**Your goal**
Scan the data below for the string "Storefront". Copy every line where it appears.

**Extracted material**
┏━━
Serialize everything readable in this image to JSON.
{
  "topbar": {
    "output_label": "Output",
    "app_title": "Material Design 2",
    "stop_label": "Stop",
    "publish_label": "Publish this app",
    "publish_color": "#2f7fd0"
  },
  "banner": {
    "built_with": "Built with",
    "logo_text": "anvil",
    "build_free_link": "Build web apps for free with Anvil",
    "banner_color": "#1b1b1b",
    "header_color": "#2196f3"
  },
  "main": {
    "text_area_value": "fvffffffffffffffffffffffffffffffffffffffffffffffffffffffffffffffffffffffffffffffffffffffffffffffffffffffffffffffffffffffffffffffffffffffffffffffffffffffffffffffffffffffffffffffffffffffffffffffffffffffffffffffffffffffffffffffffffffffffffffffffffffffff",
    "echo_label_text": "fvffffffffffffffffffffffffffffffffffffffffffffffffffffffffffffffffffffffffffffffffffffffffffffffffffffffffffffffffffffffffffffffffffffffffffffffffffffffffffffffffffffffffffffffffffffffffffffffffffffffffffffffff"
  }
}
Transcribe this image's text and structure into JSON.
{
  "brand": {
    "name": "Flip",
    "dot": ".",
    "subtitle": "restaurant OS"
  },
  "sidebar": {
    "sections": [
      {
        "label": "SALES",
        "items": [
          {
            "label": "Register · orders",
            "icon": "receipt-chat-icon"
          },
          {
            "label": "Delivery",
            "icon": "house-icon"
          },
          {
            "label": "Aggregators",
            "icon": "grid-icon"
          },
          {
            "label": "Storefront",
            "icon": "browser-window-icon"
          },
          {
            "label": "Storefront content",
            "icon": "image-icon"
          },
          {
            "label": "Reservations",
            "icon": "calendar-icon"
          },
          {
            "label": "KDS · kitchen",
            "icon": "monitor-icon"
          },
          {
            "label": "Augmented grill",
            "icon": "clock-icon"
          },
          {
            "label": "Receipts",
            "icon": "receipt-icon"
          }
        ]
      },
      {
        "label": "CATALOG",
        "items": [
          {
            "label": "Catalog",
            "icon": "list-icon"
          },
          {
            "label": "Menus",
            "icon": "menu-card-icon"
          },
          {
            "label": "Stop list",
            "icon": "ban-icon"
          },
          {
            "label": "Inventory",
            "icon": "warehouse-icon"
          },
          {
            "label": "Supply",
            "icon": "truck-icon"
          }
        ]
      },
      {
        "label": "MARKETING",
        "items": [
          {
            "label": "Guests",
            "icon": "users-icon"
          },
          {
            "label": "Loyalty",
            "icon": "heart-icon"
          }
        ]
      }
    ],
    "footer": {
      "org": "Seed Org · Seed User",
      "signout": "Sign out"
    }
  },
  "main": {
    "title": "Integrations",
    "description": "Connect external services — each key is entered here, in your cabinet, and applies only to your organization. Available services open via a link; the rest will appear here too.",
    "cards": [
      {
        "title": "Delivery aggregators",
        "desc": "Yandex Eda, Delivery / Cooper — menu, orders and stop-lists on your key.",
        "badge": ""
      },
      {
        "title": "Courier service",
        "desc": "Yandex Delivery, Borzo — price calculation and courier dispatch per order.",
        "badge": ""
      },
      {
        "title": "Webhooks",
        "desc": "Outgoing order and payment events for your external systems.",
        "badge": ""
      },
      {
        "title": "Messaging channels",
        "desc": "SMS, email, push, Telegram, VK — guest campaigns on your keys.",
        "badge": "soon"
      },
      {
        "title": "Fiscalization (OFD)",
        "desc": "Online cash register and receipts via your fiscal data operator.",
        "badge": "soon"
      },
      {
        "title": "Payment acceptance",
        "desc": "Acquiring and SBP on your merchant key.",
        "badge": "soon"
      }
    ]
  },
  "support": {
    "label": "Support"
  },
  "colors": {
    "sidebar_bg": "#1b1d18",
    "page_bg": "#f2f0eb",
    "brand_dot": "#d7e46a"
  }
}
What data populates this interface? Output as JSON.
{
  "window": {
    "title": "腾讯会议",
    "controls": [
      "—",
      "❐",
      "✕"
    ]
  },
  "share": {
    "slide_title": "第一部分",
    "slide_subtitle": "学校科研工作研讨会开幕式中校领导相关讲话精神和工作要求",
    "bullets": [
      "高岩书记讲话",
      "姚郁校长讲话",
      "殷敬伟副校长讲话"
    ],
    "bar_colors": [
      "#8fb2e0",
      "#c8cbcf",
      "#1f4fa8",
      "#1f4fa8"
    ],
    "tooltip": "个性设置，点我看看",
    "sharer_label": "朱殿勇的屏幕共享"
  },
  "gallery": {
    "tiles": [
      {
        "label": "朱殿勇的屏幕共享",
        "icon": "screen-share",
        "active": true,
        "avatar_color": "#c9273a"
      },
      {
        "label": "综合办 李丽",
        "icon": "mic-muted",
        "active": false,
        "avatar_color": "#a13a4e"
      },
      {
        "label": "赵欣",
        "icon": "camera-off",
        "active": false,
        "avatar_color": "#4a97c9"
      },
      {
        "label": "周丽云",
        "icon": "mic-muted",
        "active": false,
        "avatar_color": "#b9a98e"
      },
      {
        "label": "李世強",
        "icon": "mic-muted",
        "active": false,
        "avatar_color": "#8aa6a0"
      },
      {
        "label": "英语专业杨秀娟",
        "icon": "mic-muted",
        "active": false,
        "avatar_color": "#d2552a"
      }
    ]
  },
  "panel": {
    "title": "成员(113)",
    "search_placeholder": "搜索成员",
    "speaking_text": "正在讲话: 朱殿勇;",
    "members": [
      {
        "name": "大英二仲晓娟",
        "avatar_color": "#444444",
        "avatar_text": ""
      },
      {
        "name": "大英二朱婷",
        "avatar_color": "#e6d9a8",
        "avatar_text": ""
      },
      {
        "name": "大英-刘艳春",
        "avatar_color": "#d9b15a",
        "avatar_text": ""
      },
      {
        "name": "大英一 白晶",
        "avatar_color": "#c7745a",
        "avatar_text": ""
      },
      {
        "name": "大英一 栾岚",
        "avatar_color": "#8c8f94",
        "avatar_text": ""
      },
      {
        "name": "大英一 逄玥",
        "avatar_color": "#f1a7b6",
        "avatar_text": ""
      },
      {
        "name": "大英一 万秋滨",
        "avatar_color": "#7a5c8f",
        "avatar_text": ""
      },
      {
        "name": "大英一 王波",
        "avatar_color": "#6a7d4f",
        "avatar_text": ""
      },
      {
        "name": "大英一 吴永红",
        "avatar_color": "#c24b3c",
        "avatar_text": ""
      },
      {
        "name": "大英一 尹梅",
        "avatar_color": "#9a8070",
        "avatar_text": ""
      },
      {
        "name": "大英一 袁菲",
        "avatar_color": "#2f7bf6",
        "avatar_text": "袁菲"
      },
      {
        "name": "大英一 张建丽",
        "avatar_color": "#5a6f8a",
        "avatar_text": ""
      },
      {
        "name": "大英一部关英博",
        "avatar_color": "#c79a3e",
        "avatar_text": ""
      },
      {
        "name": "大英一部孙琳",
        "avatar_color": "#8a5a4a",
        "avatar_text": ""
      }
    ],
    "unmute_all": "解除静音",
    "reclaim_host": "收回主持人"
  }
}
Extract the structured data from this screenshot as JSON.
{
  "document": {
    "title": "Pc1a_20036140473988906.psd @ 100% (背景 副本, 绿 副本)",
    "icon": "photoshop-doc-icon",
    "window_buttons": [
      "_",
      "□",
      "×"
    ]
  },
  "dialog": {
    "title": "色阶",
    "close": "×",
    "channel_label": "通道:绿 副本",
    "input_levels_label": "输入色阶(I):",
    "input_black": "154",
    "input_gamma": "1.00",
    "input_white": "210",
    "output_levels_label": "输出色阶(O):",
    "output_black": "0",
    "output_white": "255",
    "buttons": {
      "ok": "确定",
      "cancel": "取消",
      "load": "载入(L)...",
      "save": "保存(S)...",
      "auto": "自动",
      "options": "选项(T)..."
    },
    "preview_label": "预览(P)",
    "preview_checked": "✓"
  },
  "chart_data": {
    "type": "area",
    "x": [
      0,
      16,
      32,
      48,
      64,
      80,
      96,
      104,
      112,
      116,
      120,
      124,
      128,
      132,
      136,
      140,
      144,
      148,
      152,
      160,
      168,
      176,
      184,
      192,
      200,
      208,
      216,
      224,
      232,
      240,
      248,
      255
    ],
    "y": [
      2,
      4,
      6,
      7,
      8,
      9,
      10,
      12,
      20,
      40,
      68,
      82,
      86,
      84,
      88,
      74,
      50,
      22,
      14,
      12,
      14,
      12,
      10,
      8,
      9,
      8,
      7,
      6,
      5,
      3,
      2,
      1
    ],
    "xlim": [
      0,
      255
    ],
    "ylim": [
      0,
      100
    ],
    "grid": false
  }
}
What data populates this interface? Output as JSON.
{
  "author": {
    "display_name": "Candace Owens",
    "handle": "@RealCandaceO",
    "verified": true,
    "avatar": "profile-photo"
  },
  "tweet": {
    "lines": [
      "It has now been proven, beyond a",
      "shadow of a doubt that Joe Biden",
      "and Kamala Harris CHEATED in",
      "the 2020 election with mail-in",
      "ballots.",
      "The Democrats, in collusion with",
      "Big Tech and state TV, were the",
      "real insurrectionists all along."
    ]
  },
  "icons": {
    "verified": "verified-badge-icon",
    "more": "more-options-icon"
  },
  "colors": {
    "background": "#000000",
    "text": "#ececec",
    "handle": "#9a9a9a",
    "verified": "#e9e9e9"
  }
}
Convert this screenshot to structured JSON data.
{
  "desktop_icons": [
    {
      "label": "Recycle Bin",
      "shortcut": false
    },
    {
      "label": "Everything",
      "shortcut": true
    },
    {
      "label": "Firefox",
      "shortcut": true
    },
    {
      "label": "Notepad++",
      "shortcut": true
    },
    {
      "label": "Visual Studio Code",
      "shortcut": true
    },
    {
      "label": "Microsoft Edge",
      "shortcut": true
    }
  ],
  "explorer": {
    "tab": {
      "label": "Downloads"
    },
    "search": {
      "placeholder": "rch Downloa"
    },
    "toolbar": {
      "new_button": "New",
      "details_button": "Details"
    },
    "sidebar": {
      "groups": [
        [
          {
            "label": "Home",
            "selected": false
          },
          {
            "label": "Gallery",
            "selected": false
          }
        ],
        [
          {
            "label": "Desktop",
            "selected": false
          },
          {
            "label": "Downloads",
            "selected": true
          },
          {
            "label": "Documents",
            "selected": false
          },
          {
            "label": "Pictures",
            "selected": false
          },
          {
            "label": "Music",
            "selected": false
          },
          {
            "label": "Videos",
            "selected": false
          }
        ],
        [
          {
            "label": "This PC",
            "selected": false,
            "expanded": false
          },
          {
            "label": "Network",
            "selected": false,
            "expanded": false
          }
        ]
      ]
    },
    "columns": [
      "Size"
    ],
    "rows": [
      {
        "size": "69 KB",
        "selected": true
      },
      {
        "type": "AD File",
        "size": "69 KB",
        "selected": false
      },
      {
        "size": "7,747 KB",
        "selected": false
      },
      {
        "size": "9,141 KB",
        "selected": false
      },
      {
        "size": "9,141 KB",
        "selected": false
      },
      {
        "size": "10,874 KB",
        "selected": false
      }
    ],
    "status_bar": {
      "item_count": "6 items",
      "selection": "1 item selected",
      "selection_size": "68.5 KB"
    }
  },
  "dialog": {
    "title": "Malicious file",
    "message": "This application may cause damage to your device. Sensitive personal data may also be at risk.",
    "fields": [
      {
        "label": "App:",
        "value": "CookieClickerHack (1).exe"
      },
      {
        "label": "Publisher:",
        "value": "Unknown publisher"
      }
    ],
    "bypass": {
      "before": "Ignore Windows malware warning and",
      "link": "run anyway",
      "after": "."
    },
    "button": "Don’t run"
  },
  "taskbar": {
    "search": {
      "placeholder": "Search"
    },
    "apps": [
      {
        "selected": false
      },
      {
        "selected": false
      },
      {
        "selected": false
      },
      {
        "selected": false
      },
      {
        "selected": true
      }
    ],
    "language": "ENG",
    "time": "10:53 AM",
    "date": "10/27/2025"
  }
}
┗━━
**Correct output**
            "label": "Storefront",
            "label": "Storefront content",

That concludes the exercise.